> **Description of the task**:
Gather all lines in the entries below that include the word "Level".

[Extracted records]
────────────────
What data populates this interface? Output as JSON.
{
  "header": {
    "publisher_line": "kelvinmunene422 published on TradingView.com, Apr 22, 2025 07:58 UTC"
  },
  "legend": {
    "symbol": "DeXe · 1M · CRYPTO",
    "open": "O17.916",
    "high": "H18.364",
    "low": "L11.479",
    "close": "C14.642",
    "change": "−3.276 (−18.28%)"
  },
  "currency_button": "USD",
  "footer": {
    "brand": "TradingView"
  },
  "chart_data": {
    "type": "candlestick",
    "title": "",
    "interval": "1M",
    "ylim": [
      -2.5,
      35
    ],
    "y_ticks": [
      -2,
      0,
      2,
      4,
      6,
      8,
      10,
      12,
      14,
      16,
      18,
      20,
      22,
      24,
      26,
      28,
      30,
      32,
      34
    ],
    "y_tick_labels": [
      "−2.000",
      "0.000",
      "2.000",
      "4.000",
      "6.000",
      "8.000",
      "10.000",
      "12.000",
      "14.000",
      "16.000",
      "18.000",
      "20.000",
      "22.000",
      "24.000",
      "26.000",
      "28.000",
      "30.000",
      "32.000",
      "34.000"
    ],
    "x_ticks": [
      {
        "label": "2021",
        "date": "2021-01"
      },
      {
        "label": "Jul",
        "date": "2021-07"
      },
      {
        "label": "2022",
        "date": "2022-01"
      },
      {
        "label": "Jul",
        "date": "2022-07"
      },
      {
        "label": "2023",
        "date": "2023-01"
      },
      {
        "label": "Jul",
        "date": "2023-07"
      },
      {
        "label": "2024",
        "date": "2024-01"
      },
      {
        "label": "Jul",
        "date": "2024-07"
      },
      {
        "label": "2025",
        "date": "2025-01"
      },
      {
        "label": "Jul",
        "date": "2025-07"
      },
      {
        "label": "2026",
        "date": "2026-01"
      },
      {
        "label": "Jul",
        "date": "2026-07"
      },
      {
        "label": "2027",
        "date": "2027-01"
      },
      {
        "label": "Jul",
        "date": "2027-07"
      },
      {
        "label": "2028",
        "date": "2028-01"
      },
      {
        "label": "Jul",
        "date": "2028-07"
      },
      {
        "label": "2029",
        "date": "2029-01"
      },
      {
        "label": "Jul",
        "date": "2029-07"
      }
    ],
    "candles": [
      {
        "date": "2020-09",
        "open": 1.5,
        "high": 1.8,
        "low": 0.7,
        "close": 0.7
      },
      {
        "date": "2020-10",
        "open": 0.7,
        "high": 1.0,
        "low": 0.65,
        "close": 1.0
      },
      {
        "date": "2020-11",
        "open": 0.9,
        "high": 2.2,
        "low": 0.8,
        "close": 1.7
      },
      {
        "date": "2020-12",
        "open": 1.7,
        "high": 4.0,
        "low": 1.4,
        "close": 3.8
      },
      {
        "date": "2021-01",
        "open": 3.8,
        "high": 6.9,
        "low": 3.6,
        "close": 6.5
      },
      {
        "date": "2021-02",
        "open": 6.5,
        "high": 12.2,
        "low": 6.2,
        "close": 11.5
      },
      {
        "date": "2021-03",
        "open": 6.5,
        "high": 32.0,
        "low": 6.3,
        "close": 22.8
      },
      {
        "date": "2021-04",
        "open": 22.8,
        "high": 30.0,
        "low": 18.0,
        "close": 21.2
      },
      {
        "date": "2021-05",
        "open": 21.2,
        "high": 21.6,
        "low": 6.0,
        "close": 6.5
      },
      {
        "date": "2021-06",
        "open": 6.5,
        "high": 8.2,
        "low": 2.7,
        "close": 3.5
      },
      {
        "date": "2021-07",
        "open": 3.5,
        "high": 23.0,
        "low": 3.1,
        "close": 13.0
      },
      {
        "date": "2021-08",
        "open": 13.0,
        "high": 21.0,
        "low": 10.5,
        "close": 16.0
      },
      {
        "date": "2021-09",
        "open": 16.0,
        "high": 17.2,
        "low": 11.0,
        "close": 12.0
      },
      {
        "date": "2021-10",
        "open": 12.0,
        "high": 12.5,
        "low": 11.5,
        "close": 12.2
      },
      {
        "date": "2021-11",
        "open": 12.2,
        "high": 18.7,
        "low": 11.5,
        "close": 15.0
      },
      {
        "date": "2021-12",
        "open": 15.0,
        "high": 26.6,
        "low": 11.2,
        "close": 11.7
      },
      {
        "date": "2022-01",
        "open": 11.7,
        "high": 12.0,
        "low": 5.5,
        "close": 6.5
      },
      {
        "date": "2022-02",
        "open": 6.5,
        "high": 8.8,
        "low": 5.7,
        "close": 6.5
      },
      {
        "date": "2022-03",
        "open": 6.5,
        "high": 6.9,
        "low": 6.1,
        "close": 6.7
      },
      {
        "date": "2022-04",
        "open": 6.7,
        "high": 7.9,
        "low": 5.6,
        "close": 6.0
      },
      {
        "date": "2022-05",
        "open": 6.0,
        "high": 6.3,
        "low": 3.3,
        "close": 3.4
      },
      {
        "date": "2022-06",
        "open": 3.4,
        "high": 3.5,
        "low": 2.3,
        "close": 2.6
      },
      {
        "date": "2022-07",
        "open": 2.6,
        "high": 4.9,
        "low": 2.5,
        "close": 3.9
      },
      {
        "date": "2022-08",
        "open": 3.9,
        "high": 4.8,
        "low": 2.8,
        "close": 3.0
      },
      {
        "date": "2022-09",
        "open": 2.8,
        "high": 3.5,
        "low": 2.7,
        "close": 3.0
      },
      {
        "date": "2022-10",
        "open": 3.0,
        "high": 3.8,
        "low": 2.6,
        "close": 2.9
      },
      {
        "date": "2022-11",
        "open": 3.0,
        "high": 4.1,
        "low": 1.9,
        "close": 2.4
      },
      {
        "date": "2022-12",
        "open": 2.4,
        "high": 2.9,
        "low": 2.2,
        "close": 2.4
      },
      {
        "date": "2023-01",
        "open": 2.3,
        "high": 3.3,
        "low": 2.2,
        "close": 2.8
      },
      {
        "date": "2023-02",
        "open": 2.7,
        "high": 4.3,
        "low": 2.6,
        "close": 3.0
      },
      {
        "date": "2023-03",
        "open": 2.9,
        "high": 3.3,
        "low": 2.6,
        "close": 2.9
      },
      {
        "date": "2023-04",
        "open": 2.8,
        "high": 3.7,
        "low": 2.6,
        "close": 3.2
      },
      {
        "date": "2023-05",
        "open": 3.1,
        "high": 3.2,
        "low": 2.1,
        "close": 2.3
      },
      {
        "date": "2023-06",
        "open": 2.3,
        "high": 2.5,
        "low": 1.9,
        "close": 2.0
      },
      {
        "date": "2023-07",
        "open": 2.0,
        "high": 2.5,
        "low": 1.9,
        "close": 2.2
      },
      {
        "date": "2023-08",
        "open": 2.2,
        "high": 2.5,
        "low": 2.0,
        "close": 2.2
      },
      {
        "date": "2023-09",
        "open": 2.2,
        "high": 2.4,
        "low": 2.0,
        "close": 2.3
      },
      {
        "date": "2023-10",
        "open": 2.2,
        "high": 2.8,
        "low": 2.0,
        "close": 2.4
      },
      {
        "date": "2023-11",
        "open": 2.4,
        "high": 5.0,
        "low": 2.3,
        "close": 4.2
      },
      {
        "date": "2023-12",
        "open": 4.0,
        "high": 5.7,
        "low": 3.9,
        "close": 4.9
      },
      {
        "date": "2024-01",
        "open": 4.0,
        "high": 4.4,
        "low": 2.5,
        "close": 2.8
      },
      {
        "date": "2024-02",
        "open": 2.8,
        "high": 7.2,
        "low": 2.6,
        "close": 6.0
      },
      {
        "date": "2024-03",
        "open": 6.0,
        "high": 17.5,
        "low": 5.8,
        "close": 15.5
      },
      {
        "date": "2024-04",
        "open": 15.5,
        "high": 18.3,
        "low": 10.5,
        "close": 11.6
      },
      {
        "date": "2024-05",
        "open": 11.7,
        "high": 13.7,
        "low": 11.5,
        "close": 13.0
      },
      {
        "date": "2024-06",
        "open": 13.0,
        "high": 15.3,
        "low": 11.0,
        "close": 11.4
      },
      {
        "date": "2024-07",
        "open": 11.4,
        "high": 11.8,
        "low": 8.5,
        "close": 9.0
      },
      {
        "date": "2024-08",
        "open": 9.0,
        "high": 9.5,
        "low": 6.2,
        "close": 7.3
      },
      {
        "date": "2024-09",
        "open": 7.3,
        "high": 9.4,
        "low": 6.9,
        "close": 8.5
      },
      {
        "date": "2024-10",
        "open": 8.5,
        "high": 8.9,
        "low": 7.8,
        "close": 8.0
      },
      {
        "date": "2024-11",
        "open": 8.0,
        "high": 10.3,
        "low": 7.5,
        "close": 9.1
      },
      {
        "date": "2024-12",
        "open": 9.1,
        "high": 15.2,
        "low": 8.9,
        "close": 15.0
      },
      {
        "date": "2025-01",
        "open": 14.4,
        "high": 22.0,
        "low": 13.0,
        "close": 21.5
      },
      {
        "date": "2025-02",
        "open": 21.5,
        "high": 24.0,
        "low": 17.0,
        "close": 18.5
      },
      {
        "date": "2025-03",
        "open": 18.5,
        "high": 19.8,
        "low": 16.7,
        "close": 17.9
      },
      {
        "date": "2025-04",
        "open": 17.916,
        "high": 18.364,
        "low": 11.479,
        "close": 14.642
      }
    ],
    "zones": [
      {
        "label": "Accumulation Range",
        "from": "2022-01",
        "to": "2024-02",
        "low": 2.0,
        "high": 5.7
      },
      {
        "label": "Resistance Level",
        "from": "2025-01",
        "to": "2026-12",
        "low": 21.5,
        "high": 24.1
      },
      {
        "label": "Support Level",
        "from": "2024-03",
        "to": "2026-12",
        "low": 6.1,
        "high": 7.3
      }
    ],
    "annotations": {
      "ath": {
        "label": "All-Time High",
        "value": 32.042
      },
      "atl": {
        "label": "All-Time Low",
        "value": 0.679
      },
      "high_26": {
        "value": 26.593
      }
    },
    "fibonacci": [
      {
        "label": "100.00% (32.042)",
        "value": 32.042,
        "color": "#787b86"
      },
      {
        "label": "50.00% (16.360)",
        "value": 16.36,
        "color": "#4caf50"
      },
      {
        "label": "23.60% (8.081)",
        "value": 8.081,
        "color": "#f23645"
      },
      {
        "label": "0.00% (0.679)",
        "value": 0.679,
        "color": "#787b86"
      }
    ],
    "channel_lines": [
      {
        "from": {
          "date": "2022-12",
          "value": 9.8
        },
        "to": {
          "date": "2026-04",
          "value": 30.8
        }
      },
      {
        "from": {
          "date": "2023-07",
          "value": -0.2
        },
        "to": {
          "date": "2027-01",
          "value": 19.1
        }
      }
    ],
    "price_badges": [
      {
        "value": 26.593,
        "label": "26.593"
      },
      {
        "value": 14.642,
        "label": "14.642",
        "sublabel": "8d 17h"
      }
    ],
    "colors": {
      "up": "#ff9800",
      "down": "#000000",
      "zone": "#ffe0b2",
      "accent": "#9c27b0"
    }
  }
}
────────────────
> **Response**:
        "label": "Resistance Level",
        "label": "Support Level",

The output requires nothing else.